### What the exercise asks
Would you quote every entry exactly, dropping only the pictures?

= = = =

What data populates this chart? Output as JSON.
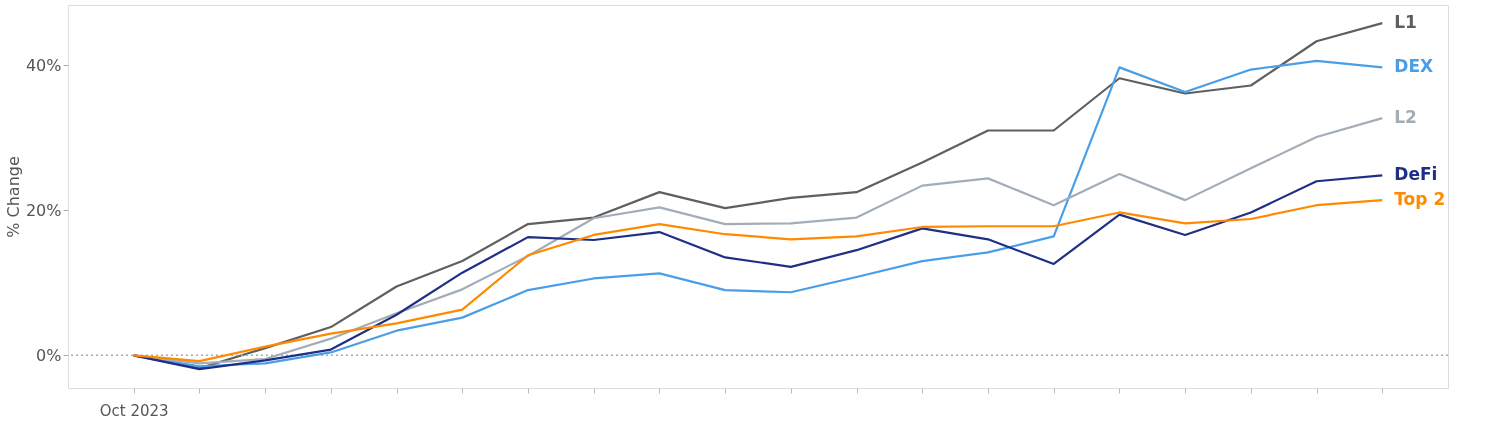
{
  "chart_data": {
    "type": "line",
    "ylabel": "% Change",
    "categories": [
      "Oct 2023",
      null,
      null,
      null,
      null,
      null,
      null,
      null,
      null,
      null,
      null,
      null,
      null,
      null,
      null,
      null,
      null,
      null,
      null,
      null
    ],
    "series": [
      {
        "name": "L1",
        "color": "#5f5f5f",
        "values": [
          0,
          -1.8,
          1.0,
          3.9,
          9.5,
          13.0,
          18.1,
          19.0,
          22.5,
          20.3,
          21.7,
          22.5,
          26.6,
          31.0,
          31.0,
          38.2,
          36.1,
          37.2,
          43.3,
          45.8
        ]
      },
      {
        "name": "DEX",
        "color": "#4a9ee8",
        "values": [
          0,
          -1.5,
          -1.1,
          0.4,
          3.4,
          5.2,
          9.0,
          10.6,
          11.3,
          9.0,
          8.7,
          10.8,
          13.0,
          14.2,
          16.4,
          39.7,
          36.3,
          39.4,
          40.6,
          39.7
        ]
      },
      {
        "name": "L2",
        "color": "#a3adb8",
        "values": [
          0,
          -1.1,
          -0.5,
          2.3,
          5.8,
          9.1,
          13.7,
          18.9,
          20.4,
          18.1,
          18.2,
          19.0,
          23.4,
          24.4,
          20.7,
          25.0,
          21.4,
          25.8,
          30.1,
          32.7
        ]
      },
      {
        "name": "DeFi",
        "color": "#1f2f86",
        "values": [
          0,
          -1.9,
          -0.7,
          0.8,
          5.6,
          11.4,
          16.3,
          15.9,
          17.0,
          13.5,
          12.2,
          14.5,
          17.5,
          16.0,
          12.6,
          19.4,
          16.6,
          19.7,
          24.0,
          24.8
        ]
      },
      {
        "name": "Top 2",
        "color": "#ff8a00",
        "values": [
          0,
          -0.8,
          1.2,
          3.0,
          4.4,
          6.3,
          13.8,
          16.6,
          18.1,
          16.7,
          16.0,
          16.4,
          17.7,
          17.8,
          17.8,
          19.7,
          18.2,
          18.8,
          20.7,
          21.4
        ]
      }
    ],
    "ylim": [
      -4.5,
      48.3
    ],
    "yticks": [
      {
        "value": 0,
        "label": "0%"
      },
      {
        "value": 20,
        "label": "20%"
      },
      {
        "value": 40,
        "label": "40%"
      }
    ],
    "ref_lines": [
      {
        "axis": "y",
        "value": 0,
        "color": "#aaaaaa",
        "line_style": "dotted"
      }
    ],
    "legend": false,
    "marker": "none",
    "line_style": "solid"
  }
}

= = = =

### Solution
What data populates this chart? Output as JSON.
{
  "chart_data": {
    "type": "line",
    "ylabel": "% Change",
    "categories": [
      "Oct 2023",
      null,
      null,
      null,
      null,
      null,
      null,
      null,
      null,
      null,
      null,
      null,
      null,
      null,
      null,
      null,
      null,
      null,
      null,
      null
    ],
    "series": [
      {
        "name": "L1",
        "color": "#5f5f5f",
        "values": [
          0,
          -1.8,
          1.0,
          3.9,
          9.5,
          13.0,
          18.1,
          19.0,
          22.5,
          20.3,
          21.7,
          22.5,
          26.6,
          31.0,
          31.0,
          38.2,
          36.1,
          37.2,
          43.3,
          45.8
        ]
      },
      {
        "name": "DEX",
        "color": "#4a9ee8",
        "values": [
          0,
          -1.5,
          -1.1,
          0.4,
          3.4,
          5.2,
          9.0,
          10.6,
          11.3,
          9.0,
          8.7,
          10.8,
          13.0,
          14.2,
          16.4,
          39.7,
          36.3,
          39.4,
          40.6,
          39.7
        ]
      },
      {
        "name": "L2",
        "color": "#a3adb8",
        "values": [
          0,
          -1.1,
          -0.5,
          2.3,
          5.8,
          9.1,
          13.7,
          18.9,
          20.4,
          18.1,
          18.2,
          19.0,
          23.4,
          24.4,
          20.7,
          25.0,
          21.4,
          25.8,
          30.1,
          32.7
        ]
      },
      {
        "name": "DeFi",
        "color": "#1f2f86",
        "values": [
          0,
          -1.9,
          -0.7,
          0.8,
          5.6,
          11.4,
          16.3,
          15.9,
          17.0,
          13.5,
          12.2,
          14.5,
          17.5,
          16.0,
          12.6,
          19.4,
          16.6,
          19.7,
          24.0,
          24.8
        ]
      },
      {
        "name": "Top 2",
        "color": "#ff8a00",
        "values": [
          0,
          -0.8,
          1.2,
          3.0,
          4.4,
          6.3,
          13.8,
          16.6,
          18.1,
          16.7,
          16.0,
          16.4,
          17.7,
          17.8,
          17.8,
          19.7,
          18.2,
          18.8,
          20.7,
          21.4
        ]
      }
    ],
    "ylim": [
      -4.5,
      48.3
    ],
    "yticks": [
      {
        "value": 0,
        "label": "0%"
      },
      {
        "value": 20,
        "label": "20%"
      },
      {
        "value": 40,
        "label": "40%"
      }
    ],
    "ref_lines": [
      {
        "axis": "y",
        "value": 0,
        "color": "#aaaaaa",
        "line_style": "dotted"
      }
    ],
    "legend": false,
    "marker": "none",
    "line_style": "solid"
  }
}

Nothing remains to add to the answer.